_WHAT NEEDS TO BE DONE_. The data below must be copied in full and without any change.

==== ENTRIES SHOWN

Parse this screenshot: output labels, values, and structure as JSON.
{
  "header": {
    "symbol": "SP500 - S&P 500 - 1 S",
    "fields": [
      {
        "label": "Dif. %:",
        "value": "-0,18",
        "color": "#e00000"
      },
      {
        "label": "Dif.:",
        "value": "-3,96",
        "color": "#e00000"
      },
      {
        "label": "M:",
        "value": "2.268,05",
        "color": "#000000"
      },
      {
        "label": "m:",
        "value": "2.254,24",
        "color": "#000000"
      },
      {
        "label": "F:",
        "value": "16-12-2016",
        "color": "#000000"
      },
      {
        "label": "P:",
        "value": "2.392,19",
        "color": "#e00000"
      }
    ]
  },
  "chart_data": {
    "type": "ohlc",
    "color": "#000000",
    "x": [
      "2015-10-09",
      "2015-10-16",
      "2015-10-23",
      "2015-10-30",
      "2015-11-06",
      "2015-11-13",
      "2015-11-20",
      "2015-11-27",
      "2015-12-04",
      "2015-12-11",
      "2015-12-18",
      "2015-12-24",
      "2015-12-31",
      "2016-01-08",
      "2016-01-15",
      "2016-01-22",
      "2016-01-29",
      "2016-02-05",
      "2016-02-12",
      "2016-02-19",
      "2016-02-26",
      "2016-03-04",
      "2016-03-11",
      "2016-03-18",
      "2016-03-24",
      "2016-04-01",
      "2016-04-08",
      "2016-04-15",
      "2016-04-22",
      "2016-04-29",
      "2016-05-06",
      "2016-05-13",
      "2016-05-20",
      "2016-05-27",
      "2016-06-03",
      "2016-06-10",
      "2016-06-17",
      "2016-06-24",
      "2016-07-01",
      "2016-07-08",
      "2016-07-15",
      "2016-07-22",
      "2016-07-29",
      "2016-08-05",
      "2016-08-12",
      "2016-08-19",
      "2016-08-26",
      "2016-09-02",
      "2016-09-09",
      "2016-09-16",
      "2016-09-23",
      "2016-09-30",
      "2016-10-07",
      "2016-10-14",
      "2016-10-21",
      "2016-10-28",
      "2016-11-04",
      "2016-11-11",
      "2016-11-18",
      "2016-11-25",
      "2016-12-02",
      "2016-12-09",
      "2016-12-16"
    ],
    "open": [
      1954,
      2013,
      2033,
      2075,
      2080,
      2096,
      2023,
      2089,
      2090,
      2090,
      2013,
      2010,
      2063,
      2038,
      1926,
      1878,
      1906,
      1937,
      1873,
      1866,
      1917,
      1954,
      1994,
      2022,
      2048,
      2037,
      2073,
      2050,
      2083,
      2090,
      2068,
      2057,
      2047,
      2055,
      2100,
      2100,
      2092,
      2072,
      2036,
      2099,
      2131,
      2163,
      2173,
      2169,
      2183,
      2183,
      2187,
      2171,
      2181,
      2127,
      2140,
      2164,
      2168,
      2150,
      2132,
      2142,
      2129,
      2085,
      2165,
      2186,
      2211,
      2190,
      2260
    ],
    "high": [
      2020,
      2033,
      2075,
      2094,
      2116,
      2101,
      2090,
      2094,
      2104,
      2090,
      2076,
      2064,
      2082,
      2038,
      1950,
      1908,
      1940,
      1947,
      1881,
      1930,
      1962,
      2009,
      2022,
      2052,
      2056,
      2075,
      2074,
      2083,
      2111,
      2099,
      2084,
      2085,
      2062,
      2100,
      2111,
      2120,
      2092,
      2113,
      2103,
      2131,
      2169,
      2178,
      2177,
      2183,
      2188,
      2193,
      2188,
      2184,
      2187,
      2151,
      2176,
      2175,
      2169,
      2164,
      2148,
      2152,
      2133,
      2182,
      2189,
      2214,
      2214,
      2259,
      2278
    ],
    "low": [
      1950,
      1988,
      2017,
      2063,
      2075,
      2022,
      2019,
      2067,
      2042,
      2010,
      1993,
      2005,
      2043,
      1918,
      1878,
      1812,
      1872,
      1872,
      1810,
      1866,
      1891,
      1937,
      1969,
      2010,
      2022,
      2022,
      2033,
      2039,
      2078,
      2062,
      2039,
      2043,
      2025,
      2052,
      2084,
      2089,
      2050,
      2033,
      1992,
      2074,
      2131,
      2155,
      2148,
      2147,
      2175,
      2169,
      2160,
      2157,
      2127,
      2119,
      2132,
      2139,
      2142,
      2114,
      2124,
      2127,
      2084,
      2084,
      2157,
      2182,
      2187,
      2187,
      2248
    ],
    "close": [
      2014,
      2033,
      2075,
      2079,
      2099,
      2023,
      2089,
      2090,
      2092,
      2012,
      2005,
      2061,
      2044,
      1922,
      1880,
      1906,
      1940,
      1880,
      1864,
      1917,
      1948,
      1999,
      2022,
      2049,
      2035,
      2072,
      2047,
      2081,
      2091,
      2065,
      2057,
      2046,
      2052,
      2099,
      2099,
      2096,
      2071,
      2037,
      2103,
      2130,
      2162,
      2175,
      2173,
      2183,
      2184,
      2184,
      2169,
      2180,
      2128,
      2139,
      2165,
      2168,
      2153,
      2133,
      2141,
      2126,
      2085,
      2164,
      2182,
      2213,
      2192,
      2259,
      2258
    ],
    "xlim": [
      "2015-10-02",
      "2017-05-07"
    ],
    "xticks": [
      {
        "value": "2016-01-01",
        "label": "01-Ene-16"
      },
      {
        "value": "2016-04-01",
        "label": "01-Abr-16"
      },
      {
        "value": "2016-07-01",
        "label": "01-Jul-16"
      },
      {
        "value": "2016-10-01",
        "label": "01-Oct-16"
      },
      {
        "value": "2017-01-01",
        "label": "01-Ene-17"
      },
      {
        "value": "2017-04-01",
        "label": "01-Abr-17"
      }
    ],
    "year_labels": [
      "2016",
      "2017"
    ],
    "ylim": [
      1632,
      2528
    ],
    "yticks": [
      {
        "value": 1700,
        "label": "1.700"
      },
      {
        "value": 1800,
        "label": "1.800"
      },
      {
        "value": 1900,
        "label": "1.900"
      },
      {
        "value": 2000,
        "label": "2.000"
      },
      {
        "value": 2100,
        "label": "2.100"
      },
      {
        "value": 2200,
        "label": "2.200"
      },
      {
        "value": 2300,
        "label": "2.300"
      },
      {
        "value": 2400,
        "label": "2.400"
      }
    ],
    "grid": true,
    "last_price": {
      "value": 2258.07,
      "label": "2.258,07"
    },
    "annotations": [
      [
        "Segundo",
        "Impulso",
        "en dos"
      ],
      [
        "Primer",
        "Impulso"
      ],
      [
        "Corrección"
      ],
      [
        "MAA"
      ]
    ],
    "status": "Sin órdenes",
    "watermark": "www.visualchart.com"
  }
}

========

_RESPONSE_.
Parse this screenshot: output labels, values, and structure as JSON.
{
  "header": {
    "symbol": "SP500 - S&P 500 - 1 S",
    "fields": [
      {
        "label": "Dif. %:",
        "value": "-0,18",
        "color": "#e00000"
      },
      {
        "label": "Dif.:",
        "value": "-3,96",
        "color": "#e00000"
      },
      {
        "label": "M:",
        "value": "2.268,05",
        "color": "#000000"
      },
      {
        "label": "m:",
        "value": "2.254,24",
        "color": "#000000"
      },
      {
        "label": "F:",
        "value": "16-12-2016",
        "color": "#000000"
      },
      {
        "label": "P:",
        "value": "2.392,19",
        "color": "#e00000"
      }
    ]
  },
  "chart_data": {
    "type": "ohlc",
    "color": "#000000",
    "x": [
      "2015-10-09",
      "2015-10-16",
      "2015-10-23",
      "2015-10-30",
      "2015-11-06",
      "2015-11-13",
      "2015-11-20",
      "2015-11-27",
      "2015-12-04",
      "2015-12-11",
      "2015-12-18",
      "2015-12-24",
      "2015-12-31",
      "2016-01-08",
      "2016-01-15",
      "2016-01-22",
      "2016-01-29",
      "2016-02-05",
      "2016-02-12",
      "2016-02-19",
      "2016-02-26",
      "2016-03-04",
      "2016-03-11",
      "2016-03-18",
      "2016-03-24",
      "2016-04-01",
      "2016-04-08",
      "2016-04-15",
      "2016-04-22",
      "2016-04-29",
      "2016-05-06",
      "2016-05-13",
      "2016-05-20",
      "2016-05-27",
      "2016-06-03",
      "2016-06-10",
      "2016-06-17",
      "2016-06-24",
      "2016-07-01",
      "2016-07-08",
      "2016-07-15",
      "2016-07-22",
      "2016-07-29",
      "2016-08-05",
      "2016-08-12",
      "2016-08-19",
      "2016-08-26",
      "2016-09-02",
      "2016-09-09",
      "2016-09-16",
      "2016-09-23",
      "2016-09-30",
      "2016-10-07",
      "2016-10-14",
      "2016-10-21",
      "2016-10-28",
      "2016-11-04",
      "2016-11-11",
      "2016-11-18",
      "2016-11-25",
      "2016-12-02",
      "2016-12-09",
      "2016-12-16"
    ],
    "open": [
      1954,
      2013,
      2033,
      2075,
      2080,
      2096,
      2023,
      2089,
      2090,
      2090,
      2013,
      2010,
      2063,
      2038,
      1926,
      1878,
      1906,
      1937,
      1873,
      1866,
      1917,
      1954,
      1994,
      2022,
      2048,
      2037,
      2073,
      2050,
      2083,
      2090,
      2068,
      2057,
      2047,
      2055,
      2100,
      2100,
      2092,
      2072,
      2036,
      2099,
      2131,
      2163,
      2173,
      2169,
      2183,
      2183,
      2187,
      2171,
      2181,
      2127,
      2140,
      2164,
      2168,
      2150,
      2132,
      2142,
      2129,
      2085,
      2165,
      2186,
      2211,
      2190,
      2260
    ],
    "high": [
      2020,
      2033,
      2075,
      2094,
      2116,
      2101,
      2090,
      2094,
      2104,
      2090,
      2076,
      2064,
      2082,
      2038,
      1950,
      1908,
      1940,
      1947,
      1881,
      1930,
      1962,
      2009,
      2022,
      2052,
      2056,
      2075,
      2074,
      2083,
      2111,
      2099,
      2084,
      2085,
      2062,
      2100,
      2111,
      2120,
      2092,
      2113,
      2103,
      2131,
      2169,
      2178,
      2177,
      2183,
      2188,
      2193,
      2188,
      2184,
      2187,
      2151,
      2176,
      2175,
      2169,
      2164,
      2148,
      2152,
      2133,
      2182,
      2189,
      2214,
      2214,
      2259,
      2278
    ],
    "low": [
      1950,
      1988,
      2017,
      2063,
      2075,
      2022,
      2019,
      2067,
      2042,
      2010,
      1993,
      2005,
      2043,
      1918,
      1878,
      1812,
      1872,
      1872,
      1810,
      1866,
      1891,
      1937,
      1969,
      2010,
      2022,
      2022,
      2033,
      2039,
      2078,
      2062,
      2039,
      2043,
      2025,
      2052,
      2084,
      2089,
      2050,
      2033,
      1992,
      2074,
      2131,
      2155,
      2148,
      2147,
      2175,
      2169,
      2160,
      2157,
      2127,
      2119,
      2132,
      2139,
      2142,
      2114,
      2124,
      2127,
      2084,
      2084,
      2157,
      2182,
      2187,
      2187,
      2248
    ],
    "close": [
      2014,
      2033,
      2075,
      2079,
      2099,
      2023,
      2089,
      2090,
      2092,
      2012,
      2005,
      2061,
      2044,
      1922,
      1880,
      1906,
      1940,
      1880,
      1864,
      1917,
      1948,
      1999,
      2022,
      2049,
      2035,
      2072,
      2047,
      2081,
      2091,
      2065,
      2057,
      2046,
      2052,
      2099,
      2099,
      2096,
      2071,
      2037,
      2103,
      2130,
      2162,
      2175,
      2173,
      2183,
      2184,
      2184,
      2169,
      2180,
      2128,
      2139,
      2165,
      2168,
      2153,
      2133,
      2141,
      2126,
      2085,
      2164,
      2182,
      2213,
      2192,
      2259,
      2258
    ],
    "xlim": [
      "2015-10-02",
      "2017-05-07"
    ],
    "xticks": [
      {
        "value": "2016-01-01",
        "label": "01-Ene-16"
      },
      {
        "value": "2016-04-01",
        "label": "01-Abr-16"
      },
      {
        "value": "2016-07-01",
        "label": "01-Jul-16"
      },
      {
        "value": "2016-10-01",
        "label": "01-Oct-16"
      },
      {
        "value": "2017-01-01",
        "label": "01-Ene-17"
      },
      {
        "value": "2017-04-01",
        "label": "01-Abr-17"
      }
    ],
    "year_labels": [
      "2016",
      "2017"
    ],
    "ylim": [
      1632,
      2528
    ],
    "yticks": [
      {
        "value": 1700,
        "label": "1.700"
      },
      {
        "value": 1800,
        "label": "1.800"
      },
      {
        "value": 1900,
        "label": "1.900"
      },
      {
        "value": 2000,
        "label": "2.000"
      },
      {
        "value": 2100,
        "label": "2.100"
      },
      {
        "value": 2200,
        "label": "2.200"
      },
      {
        "value": 2300,
        "label": "2.300"
      },
      {
        "value": 2400,
        "label": "2.400"
      }
    ],
    "grid": true,
    "last_price": {
      "value": 2258.07,
      "label": "2.258,07"
    },
    "annotations": [
      [
        "Segundo",
        "Impulso",
        "en dos"
      ],
      [
        "Primer",
        "Impulso"
      ],
      [
        "Corrección"
      ],
      [
        "MAA"
      ]
    ],
    "status": "Sin órdenes",
    "watermark": "www.visualchart.com"
  }
}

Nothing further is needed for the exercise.